┌─ INPUT
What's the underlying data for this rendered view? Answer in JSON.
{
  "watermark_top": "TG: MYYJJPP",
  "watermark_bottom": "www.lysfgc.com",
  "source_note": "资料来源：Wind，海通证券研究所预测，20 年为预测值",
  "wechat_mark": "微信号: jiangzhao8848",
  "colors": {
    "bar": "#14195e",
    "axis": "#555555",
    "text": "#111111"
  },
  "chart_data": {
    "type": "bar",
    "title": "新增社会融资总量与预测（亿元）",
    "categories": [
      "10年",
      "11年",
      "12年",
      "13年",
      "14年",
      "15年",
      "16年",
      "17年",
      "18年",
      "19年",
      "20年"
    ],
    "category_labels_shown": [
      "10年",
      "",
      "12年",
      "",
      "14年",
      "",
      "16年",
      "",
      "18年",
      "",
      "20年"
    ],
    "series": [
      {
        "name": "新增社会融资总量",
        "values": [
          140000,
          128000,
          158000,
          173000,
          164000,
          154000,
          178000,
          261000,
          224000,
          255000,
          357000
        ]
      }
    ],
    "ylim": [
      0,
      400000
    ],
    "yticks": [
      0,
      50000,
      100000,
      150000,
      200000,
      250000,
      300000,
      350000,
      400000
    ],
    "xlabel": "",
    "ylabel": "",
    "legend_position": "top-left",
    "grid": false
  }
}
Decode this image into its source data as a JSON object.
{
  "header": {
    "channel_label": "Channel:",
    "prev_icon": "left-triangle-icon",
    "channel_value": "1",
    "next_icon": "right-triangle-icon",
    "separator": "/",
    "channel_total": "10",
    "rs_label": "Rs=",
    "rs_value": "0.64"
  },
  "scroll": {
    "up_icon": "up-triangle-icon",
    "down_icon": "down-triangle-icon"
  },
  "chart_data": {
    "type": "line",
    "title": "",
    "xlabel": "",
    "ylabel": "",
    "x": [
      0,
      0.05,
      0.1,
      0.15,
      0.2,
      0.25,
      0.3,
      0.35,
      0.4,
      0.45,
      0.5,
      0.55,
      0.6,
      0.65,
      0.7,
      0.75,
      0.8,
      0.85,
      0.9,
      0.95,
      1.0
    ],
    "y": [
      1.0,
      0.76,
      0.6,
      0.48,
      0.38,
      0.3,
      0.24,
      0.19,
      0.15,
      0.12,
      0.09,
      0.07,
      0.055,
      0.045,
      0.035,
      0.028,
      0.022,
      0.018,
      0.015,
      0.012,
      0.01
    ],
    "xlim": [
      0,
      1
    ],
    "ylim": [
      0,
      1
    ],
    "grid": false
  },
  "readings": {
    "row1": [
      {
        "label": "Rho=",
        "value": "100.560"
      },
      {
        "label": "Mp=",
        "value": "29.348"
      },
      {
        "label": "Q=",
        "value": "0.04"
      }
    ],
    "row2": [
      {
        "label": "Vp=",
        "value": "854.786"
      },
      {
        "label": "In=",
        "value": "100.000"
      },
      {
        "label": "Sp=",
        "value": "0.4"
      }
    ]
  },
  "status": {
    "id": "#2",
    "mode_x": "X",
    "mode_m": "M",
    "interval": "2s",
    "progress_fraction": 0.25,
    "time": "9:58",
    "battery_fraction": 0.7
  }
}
└─
┌─ INPUT
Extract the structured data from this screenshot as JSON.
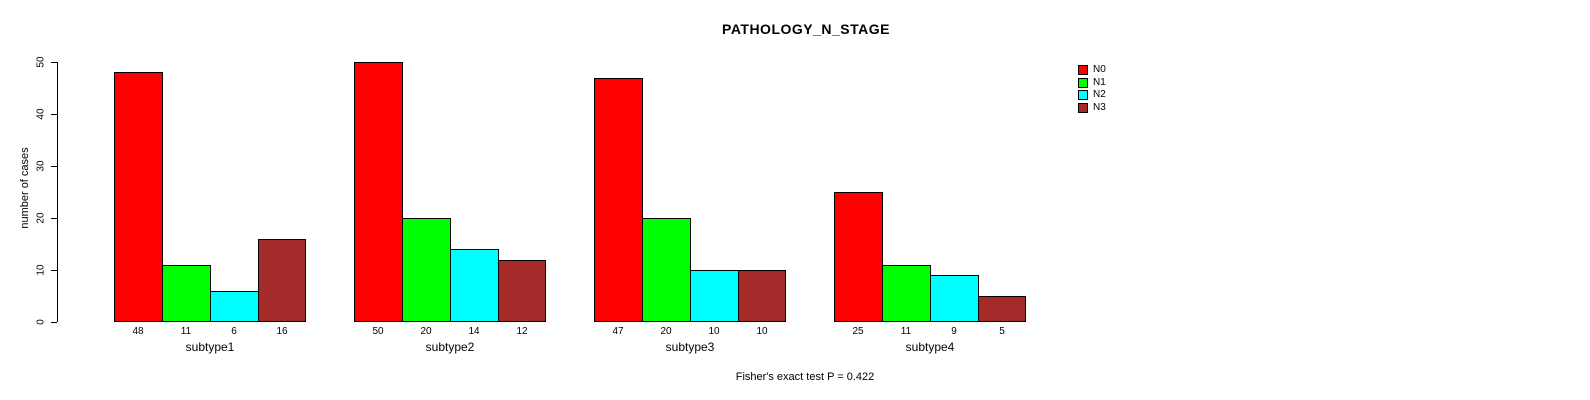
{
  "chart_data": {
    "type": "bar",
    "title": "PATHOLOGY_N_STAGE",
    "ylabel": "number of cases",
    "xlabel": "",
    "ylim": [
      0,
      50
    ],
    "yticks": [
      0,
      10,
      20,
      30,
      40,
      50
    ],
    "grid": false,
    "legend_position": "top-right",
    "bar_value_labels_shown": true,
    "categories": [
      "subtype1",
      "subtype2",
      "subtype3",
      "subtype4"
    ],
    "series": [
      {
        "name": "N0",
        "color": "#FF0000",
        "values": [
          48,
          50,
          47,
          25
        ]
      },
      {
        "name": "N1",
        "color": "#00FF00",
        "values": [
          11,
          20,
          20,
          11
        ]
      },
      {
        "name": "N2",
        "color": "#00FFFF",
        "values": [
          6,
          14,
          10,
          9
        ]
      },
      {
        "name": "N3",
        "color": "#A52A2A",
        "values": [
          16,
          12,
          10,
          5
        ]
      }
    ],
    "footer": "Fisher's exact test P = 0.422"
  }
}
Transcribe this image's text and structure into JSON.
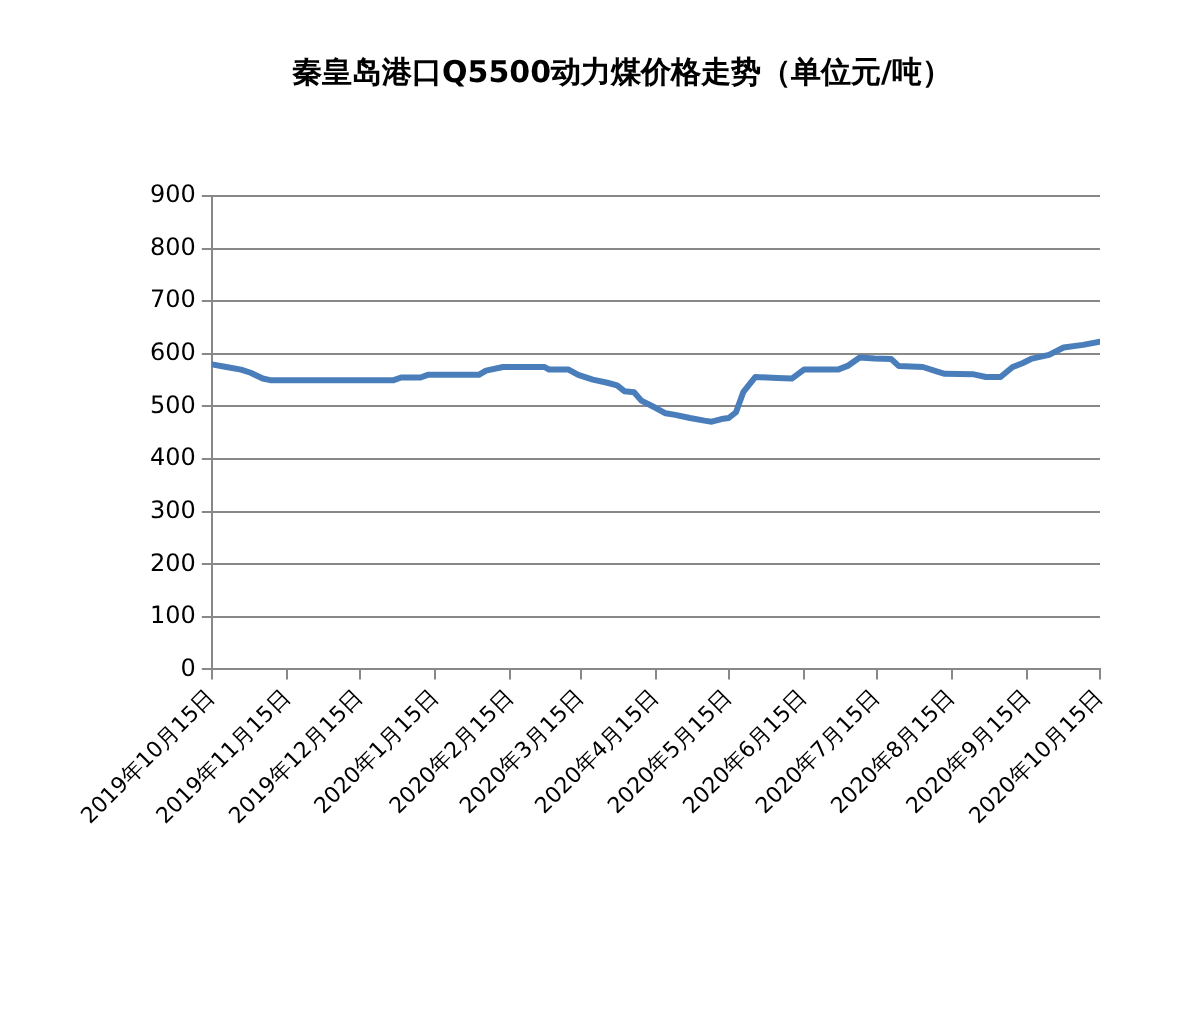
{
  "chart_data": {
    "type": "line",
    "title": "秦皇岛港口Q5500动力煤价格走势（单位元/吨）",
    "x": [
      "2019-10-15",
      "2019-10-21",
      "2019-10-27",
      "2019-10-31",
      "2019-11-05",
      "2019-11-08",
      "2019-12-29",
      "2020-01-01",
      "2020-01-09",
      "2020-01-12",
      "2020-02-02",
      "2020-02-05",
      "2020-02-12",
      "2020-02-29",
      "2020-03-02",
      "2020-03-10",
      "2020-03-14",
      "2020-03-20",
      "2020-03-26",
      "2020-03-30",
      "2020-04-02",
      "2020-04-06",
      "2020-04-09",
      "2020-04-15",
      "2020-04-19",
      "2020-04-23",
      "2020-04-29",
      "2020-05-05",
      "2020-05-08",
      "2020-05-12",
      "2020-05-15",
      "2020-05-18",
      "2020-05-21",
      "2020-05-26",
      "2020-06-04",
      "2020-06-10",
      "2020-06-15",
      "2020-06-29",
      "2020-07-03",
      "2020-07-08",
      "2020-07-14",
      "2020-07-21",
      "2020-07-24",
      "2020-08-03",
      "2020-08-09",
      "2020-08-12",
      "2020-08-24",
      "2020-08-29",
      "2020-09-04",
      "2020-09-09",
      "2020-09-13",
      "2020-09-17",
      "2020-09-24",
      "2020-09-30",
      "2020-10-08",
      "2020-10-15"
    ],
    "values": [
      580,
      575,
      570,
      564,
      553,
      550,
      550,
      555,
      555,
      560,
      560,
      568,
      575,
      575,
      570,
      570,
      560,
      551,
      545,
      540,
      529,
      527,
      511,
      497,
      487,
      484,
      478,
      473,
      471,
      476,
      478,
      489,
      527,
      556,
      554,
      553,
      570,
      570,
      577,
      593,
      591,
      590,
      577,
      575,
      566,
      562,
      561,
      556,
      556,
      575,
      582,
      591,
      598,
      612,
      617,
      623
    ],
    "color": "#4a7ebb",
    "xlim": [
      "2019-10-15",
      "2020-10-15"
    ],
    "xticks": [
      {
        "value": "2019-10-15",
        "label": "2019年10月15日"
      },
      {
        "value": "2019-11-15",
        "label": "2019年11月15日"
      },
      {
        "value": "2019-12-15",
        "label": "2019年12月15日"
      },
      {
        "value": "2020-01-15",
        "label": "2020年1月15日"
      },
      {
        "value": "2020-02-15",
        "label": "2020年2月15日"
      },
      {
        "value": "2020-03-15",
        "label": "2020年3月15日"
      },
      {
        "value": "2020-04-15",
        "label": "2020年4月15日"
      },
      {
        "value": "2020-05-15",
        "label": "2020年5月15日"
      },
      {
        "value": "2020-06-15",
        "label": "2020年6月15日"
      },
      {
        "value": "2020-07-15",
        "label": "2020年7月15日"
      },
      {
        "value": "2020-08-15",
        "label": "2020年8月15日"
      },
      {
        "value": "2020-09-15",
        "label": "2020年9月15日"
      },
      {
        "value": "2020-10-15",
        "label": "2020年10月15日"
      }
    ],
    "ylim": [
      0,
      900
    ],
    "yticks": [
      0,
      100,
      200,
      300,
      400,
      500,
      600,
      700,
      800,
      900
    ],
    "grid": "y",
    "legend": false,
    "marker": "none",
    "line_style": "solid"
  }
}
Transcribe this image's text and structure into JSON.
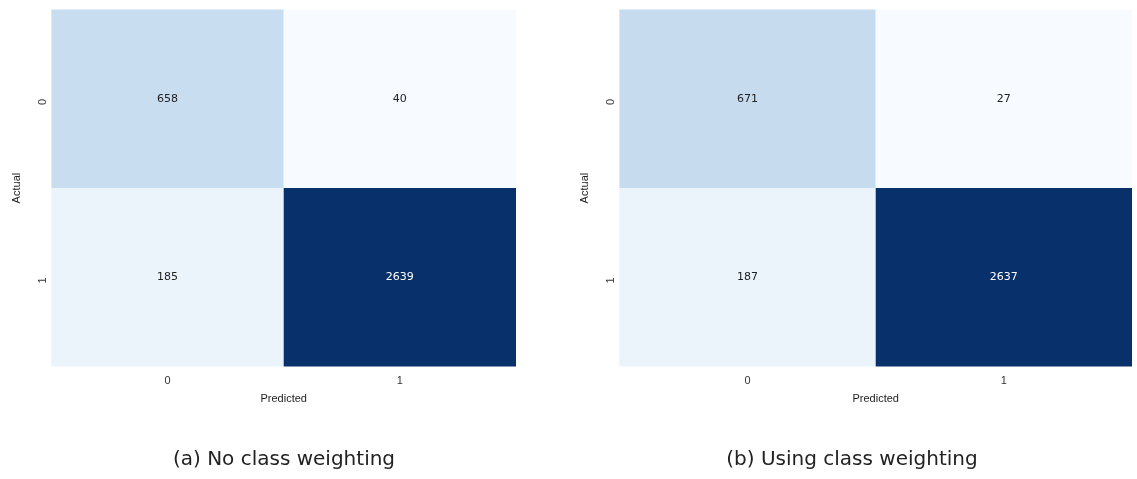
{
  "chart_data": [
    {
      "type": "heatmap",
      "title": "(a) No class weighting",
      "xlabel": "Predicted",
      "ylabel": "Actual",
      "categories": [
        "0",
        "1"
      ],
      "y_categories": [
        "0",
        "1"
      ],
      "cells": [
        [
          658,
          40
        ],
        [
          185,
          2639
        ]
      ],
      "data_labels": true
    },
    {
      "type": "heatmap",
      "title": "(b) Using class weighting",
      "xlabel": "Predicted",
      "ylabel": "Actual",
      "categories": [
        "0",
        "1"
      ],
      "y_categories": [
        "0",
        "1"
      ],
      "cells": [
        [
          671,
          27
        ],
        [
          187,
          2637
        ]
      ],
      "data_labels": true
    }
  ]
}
└─
┌─ INPUT
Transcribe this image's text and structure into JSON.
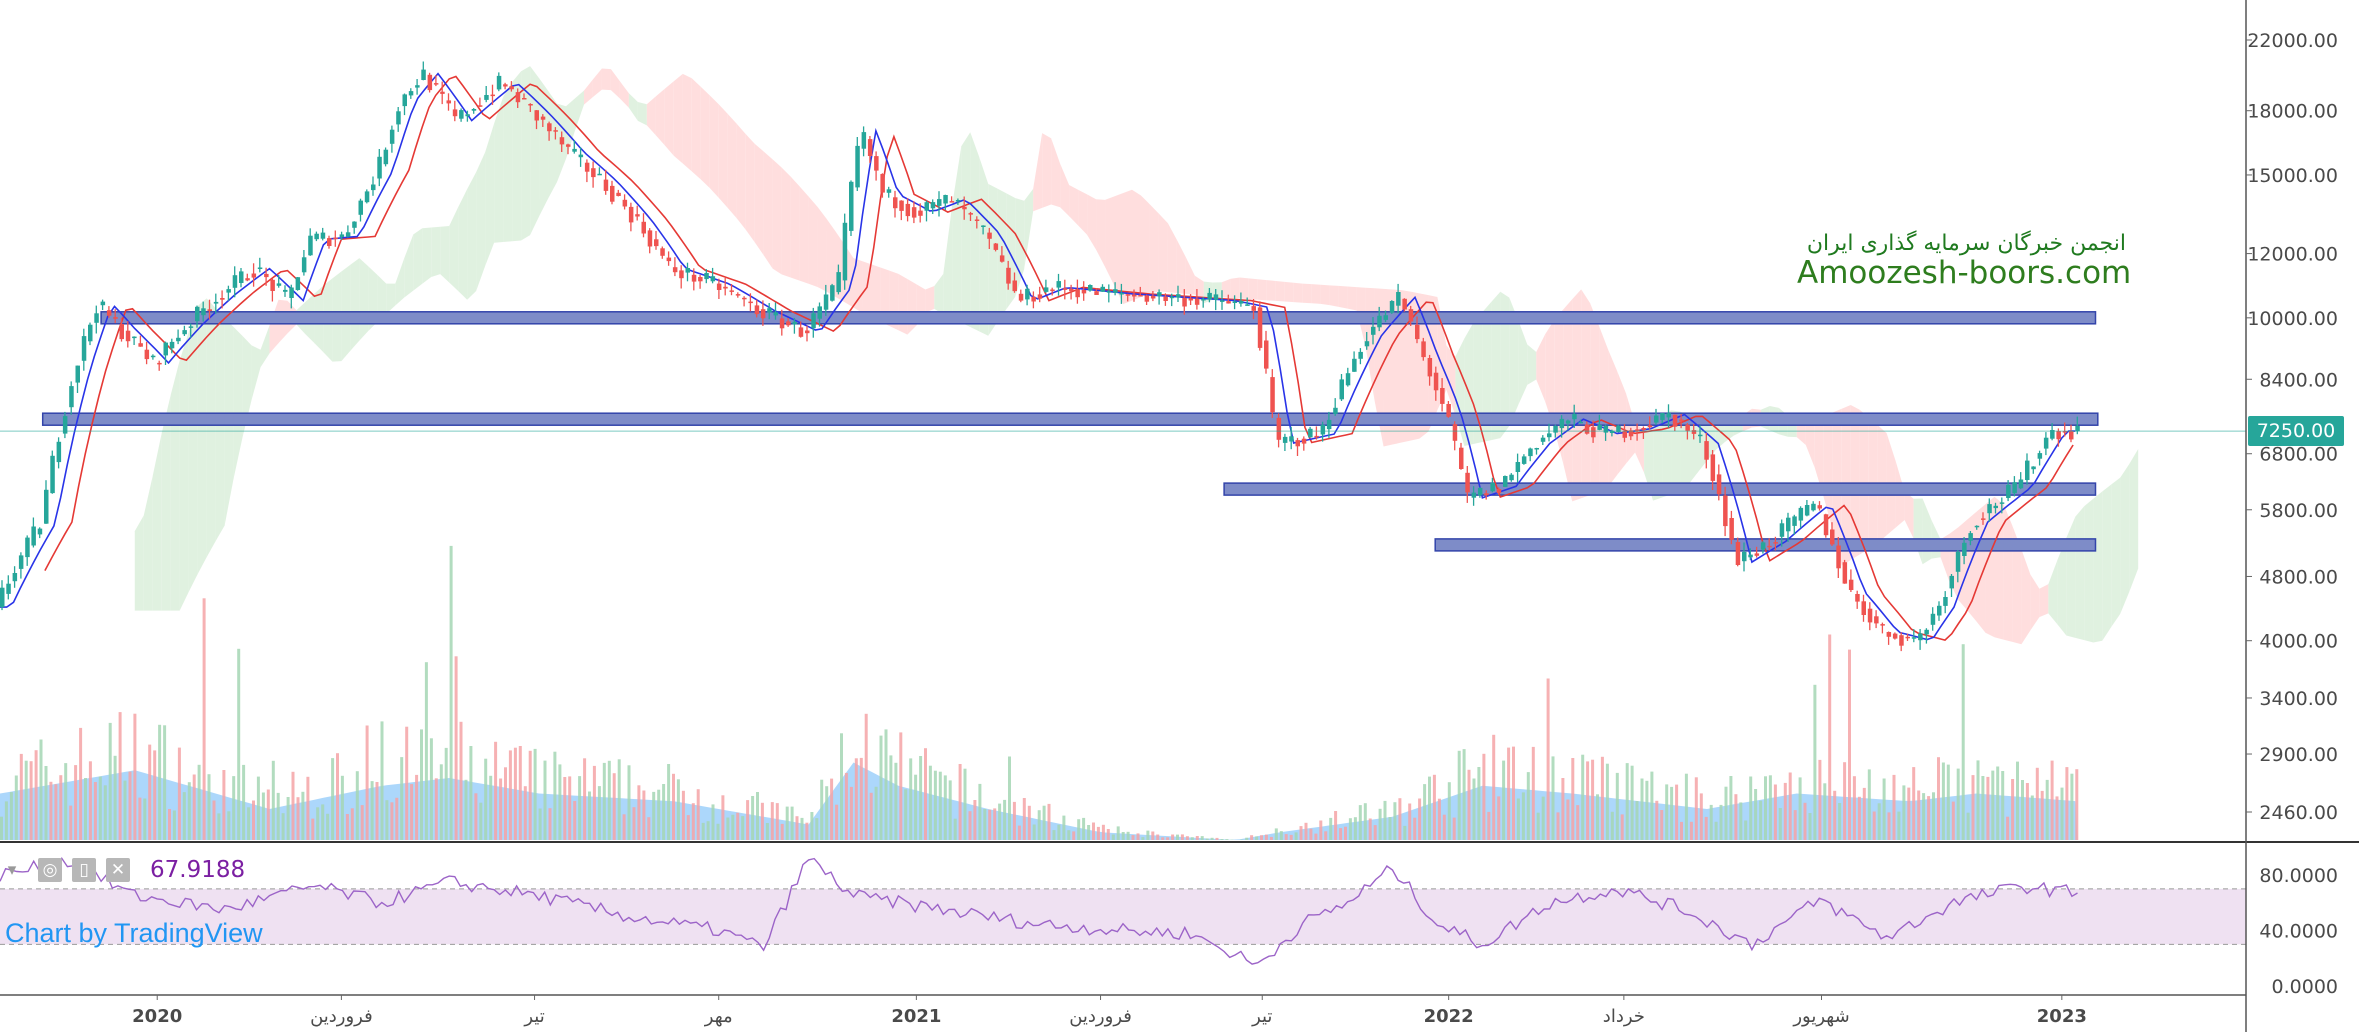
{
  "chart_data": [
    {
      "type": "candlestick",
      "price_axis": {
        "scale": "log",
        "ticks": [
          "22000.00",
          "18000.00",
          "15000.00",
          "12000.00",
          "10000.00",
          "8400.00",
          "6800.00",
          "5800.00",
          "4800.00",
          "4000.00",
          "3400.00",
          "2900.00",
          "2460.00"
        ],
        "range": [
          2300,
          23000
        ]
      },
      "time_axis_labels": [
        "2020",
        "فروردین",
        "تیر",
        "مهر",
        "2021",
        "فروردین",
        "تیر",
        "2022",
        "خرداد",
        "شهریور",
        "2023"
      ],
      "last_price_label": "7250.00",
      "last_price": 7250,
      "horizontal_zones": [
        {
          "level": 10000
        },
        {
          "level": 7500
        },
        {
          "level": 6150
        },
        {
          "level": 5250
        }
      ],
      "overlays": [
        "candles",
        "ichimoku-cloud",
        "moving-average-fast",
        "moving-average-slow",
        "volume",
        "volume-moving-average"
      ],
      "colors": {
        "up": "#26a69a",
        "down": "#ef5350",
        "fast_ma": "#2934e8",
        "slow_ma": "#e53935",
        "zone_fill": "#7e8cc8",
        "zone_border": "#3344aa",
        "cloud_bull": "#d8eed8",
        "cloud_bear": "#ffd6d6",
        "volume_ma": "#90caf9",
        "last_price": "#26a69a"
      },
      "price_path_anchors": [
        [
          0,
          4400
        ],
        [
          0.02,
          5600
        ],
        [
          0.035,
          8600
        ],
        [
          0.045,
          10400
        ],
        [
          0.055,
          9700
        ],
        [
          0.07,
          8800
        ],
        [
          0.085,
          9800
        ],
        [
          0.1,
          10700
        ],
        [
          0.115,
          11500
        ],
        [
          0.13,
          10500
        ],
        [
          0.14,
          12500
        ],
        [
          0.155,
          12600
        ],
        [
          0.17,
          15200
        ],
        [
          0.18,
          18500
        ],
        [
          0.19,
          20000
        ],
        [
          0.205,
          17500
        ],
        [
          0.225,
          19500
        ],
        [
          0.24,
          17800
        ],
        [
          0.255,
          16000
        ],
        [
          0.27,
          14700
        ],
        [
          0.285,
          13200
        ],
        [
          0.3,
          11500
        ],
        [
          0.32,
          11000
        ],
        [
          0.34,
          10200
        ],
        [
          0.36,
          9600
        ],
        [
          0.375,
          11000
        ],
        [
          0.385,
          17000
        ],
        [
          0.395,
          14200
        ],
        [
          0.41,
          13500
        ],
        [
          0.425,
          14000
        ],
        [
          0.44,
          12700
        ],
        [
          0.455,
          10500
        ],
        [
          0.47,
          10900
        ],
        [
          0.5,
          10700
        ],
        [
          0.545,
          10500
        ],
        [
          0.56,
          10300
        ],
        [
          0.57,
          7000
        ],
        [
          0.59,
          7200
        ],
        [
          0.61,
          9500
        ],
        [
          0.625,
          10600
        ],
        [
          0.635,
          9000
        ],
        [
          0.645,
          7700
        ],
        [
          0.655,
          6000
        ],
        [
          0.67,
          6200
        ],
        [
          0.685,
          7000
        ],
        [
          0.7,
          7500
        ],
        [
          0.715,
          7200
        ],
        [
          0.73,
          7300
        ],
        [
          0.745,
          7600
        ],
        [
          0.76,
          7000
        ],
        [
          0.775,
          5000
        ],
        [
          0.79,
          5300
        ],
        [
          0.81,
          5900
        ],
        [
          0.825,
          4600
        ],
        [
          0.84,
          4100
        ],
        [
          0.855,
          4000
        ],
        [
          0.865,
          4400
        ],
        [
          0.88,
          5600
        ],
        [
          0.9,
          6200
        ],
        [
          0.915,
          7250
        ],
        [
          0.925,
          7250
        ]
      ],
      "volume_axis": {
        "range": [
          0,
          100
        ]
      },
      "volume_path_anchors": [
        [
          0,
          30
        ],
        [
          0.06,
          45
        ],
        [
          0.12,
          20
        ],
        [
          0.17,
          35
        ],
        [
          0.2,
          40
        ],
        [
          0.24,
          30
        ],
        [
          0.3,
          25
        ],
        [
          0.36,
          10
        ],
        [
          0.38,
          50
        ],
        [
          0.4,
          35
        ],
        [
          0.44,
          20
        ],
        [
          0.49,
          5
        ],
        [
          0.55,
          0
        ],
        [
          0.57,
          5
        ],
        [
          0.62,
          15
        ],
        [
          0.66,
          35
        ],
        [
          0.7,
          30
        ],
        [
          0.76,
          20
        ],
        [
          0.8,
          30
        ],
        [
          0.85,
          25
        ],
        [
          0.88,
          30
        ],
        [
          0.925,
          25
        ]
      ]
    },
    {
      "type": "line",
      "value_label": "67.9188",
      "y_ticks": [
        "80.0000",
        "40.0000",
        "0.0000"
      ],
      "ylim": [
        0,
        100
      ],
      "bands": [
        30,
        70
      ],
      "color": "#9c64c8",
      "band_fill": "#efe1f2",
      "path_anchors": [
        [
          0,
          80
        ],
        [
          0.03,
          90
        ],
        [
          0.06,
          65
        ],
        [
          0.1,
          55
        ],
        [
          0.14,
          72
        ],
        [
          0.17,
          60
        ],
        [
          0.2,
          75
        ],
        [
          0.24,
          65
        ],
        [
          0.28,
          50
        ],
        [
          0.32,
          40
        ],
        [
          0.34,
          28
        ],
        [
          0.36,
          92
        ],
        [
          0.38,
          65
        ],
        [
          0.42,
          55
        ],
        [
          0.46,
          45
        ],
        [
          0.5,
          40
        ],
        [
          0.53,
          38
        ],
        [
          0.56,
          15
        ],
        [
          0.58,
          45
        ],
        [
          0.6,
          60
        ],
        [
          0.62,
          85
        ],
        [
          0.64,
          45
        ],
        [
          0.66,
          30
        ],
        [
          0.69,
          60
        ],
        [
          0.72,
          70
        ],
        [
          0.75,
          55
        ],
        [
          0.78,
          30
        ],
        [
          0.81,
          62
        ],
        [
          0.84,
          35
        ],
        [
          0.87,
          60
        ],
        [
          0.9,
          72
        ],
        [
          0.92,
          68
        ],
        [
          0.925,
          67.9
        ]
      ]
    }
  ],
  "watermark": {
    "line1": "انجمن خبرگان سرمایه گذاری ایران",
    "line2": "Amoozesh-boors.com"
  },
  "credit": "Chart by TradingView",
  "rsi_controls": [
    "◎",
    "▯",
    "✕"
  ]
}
└─
## [REQUIREMENT]
In the records above, tally the lines where the word "moving" appears, and give the number and nothing else.

## [RESULT FOR THIS TASK]
3